[Listing from a data collection]

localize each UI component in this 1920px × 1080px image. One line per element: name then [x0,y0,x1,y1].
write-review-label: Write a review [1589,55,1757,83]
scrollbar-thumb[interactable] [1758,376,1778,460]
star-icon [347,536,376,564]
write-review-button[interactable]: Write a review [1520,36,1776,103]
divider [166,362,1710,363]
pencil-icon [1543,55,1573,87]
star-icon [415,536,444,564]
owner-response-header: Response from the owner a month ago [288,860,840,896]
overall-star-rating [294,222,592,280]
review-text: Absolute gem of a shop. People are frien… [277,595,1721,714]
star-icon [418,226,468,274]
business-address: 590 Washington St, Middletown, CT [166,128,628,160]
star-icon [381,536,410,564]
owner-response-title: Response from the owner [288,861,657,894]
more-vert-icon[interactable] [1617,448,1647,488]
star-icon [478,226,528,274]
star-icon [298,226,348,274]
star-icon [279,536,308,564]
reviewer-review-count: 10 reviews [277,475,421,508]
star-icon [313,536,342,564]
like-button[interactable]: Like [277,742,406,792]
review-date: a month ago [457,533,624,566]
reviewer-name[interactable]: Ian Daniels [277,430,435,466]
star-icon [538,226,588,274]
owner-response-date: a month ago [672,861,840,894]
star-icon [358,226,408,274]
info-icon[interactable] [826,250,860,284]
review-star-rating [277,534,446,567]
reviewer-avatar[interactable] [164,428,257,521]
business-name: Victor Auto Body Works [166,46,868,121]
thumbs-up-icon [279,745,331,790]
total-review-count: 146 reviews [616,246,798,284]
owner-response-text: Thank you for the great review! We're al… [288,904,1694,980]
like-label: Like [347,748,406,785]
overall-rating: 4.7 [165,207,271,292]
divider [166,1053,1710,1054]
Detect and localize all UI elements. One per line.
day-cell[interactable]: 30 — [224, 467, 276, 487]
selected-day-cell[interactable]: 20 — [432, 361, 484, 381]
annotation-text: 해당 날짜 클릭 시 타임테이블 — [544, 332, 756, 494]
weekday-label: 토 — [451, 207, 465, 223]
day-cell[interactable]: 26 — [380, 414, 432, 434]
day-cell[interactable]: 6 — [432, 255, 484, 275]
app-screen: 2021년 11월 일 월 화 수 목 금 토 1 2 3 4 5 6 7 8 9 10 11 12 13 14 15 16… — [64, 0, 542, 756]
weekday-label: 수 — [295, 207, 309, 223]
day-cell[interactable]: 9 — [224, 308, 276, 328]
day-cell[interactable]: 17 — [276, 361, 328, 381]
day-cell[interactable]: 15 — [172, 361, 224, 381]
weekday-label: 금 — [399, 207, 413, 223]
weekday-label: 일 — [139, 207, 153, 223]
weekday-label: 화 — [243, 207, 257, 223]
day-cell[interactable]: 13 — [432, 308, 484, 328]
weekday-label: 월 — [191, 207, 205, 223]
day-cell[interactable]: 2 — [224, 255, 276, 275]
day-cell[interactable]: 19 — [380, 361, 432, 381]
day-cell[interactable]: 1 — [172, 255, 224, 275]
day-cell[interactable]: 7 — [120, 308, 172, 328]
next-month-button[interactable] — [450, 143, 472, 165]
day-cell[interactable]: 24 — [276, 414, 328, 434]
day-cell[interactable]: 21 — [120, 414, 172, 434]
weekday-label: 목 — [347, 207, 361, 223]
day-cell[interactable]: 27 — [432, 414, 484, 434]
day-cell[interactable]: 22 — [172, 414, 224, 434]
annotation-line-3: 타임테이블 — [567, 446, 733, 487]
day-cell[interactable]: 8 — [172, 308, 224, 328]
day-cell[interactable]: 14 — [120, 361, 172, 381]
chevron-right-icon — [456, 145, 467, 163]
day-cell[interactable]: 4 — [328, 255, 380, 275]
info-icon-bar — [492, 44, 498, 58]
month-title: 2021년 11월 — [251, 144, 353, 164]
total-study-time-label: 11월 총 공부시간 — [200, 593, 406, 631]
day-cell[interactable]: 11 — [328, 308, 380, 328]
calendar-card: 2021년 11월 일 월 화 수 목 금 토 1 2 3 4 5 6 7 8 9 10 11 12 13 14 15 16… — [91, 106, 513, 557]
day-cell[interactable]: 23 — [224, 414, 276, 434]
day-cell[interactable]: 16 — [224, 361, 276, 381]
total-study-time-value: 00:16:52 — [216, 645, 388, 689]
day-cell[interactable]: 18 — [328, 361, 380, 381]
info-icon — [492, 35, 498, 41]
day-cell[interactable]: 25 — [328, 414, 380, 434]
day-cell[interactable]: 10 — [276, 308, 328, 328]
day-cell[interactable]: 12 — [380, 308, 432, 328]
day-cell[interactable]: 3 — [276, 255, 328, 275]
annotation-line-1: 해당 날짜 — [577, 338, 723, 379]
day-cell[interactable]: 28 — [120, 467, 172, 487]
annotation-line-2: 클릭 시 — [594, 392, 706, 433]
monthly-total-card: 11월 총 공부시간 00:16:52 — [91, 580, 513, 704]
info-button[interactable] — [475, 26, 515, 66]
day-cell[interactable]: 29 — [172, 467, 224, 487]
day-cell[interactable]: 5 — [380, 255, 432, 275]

### Problem details
Output every line of the listing above as a JSON array of strings, with one string per line and blank lines excluded.

### Exercise answer
[
  "localize each UI component in this 1920px × 1080px image. One line per element: name then [x0,y0,x1,y1].",
  "write-review-label: Write a review [1589,55,1757,83]",
  "scrollbar-thumb[interactable] [1758,376,1778,460]",
  "star-icon [347,536,376,564]",
  "write-review-button[interactable]: Write a review [1520,36,1776,103]",
  "divider [166,362,1710,363]",
  "pencil-icon [1543,55,1573,87]",
  "star-icon [415,536,444,564]",
  "owner-response-header: Response from the owner a month ago [288,860,840,896]",
  "overall-star-rating [294,222,592,280]",
  "review-text: Absolute gem of a shop. People are frien… [277,595,1721,714]",
  "star-icon [418,226,468,274]",
  "business-address: 590 Washington St, Middletown, CT [166,128,628,160]",
  "star-icon [381,536,410,564]",
  "owner-response-title: Response from the owner [288,861,657,894]",
  "more-vert-icon[interactable] [1617,448,1647,488]",
  "star-icon [478,226,528,274]",
  "star-icon [298,226,348,274]",
  "star-icon [279,536,308,564]",
  "reviewer-review-count: 10 reviews [277,475,421,508]",
  "star-icon [313,536,342,564]",
  "like-button[interactable]: Like [277,742,406,792]",
  "review-date: a month ago [457,533,624,566]",
  "reviewer-name[interactable]: Ian Daniels [277,430,435,466]",
  "star-icon [538,226,588,274]",
  "owner-response-date: a month ago [672,861,840,894]",
  "star-icon [358,226,408,274]",
  "info-icon[interactable] [826,250,860,284]",
  "review-star-rating [277,534,446,567]",
  "reviewer-avatar[interactable] [164,428,257,521]",
  "business-name: Victor Auto Body Works [166,46,868,121]",
  "thumbs-up-icon [279,745,331,790]",
  "total-review-count: 146 reviews [616,246,798,284]",
  "owner-response-text: Thank you for the great review! We're al… [288,904,1694,980]",
  "like-label: Like [347,748,406,785]",
  "overall-rating: 4.7 [165,207,271,292]",
  "divider [166,1053,1710,1054]",
  "Detect and localize all UI elements. One per line.",
  "day-cell[interactable]: 30 — [224, 467, 276, 487]",
  "selected-day-cell[interactable]: 20 — [432, 361, 484, 381]",
  "annotation-text: 해당 날짜 클릭 시 타임테이블 — [544, 332, 756, 494]",
  "weekday-label: 토 — [451, 207, 465, 223]",
  "day-cell[interactable]: 26 — [380, 414, 432, 434]",
  "day-cell[interactable]: 6 — [432, 255, 484, 275]",
  "app-screen: 2021년 11월 일 월 화 수 목 금 토 1 2 3 4 5 6 7 8 9 10 11 12 13 14 15 16… — [64, 0, 542, 756]",
  "weekday-label: 수 — [295, 207, 309, 223]",
  "day-cell[interactable]: 9 — [224, 308, 276, 328]",
  "day-cell[interactable]: 17 — [276, 361, 328, 381]",
  "day-cell[interactable]: 15 — [172, 361, 224, 381]",
  "weekday-label: 금 — [399, 207, 413, 223]",
  "weekday-label: 일 — [139, 207, 153, 223]",
  "weekday-label: 화 — [243, 207, 257, 223]",
  "day-cell[interactable]: 13 — [432, 308, 484, 328]",
  "weekday-label: 월 — [191, 207, 205, 223]",
  "day-cell[interactable]: 2 — [224, 255, 276, 275]",
  "day-cell[interactable]: 19 — [380, 361, 432, 381]",
  "day-cell[interactable]: 1 — [172, 255, 224, 275]",
  "day-cell[interactable]: 7 — [120, 308, 172, 328]",
  "next-month-button[interactable] — [450, 143, 472, 165]",
  "day-cell[interactable]: 24 — [276, 414, 328, 434]",
  "day-cell[interactable]: 21 — [120, 414, 172, 434]",
  "weekday-label: 목 — [347, 207, 361, 223]",
  "day-cell[interactable]: 27 — [432, 414, 484, 434]",
  "day-cell[interactable]: 22 — [172, 414, 224, 434]",
  "annotation-line-3: 타임테이블 — [567, 446, 733, 487]",
  "day-cell[interactable]: 8 — [172, 308, 224, 328]",
  "day-cell[interactable]: 14 — [120, 361, 172, 381]",
  "chevron-right-icon — [456, 145, 467, 163]",
  "day-cell[interactable]: 4 — [328, 255, 380, 275]",
  "info-icon-bar — [492, 44, 498, 58]",
  "month-title: 2021년 11월 — [251, 144, 353, 164]",
  "total-study-time-label: 11월 총 공부시간 — [200, 593, 406, 631]",
  "day-cell[interactable]: 11 — [328, 308, 380, 328]",
  "calendar-card: 2021년 11월 일 월 화 수 목 금 토 1 2 3 4 5 6 7 8 9 10 11 12 13 14 15 16… — [91, 106, 513, 557]",
  "day-cell[interactable]: 23 — [224, 414, 276, 434]",
  "day-cell[interactable]: 16 — [224, 361, 276, 381]",
  "total-study-time-value: 00:16:52 — [216, 645, 388, 689]",
  "day-cell[interactable]: 18 — [328, 361, 380, 381]",
  "info-icon — [492, 35, 498, 41]",
  "day-cell[interactable]: 25 — [328, 414, 380, 434]",
  "day-cell[interactable]: 10 — [276, 308, 328, 328]",
  "day-cell[interactable]: 12 — [380, 308, 432, 328]",
  "day-cell[interactable]: 3 — [276, 255, 328, 275]",
  "annotation-line-1: 해당 날짜 — [577, 338, 723, 379]",
  "day-cell[interactable]: 28 — [120, 467, 172, 487]",
  "annotation-line-2: 클릭 시 — [594, 392, 706, 433]",
  "monthly-total-card: 11월 총 공부시간 00:16:52 — [91, 580, 513, 704]",
  "info-button[interactable] — [475, 26, 515, 66]",
  "day-cell[interactable]: 29 — [172, 467, 224, 487]",
  "day-cell[interactable]: 5 — [380, 255, 432, 275]"
]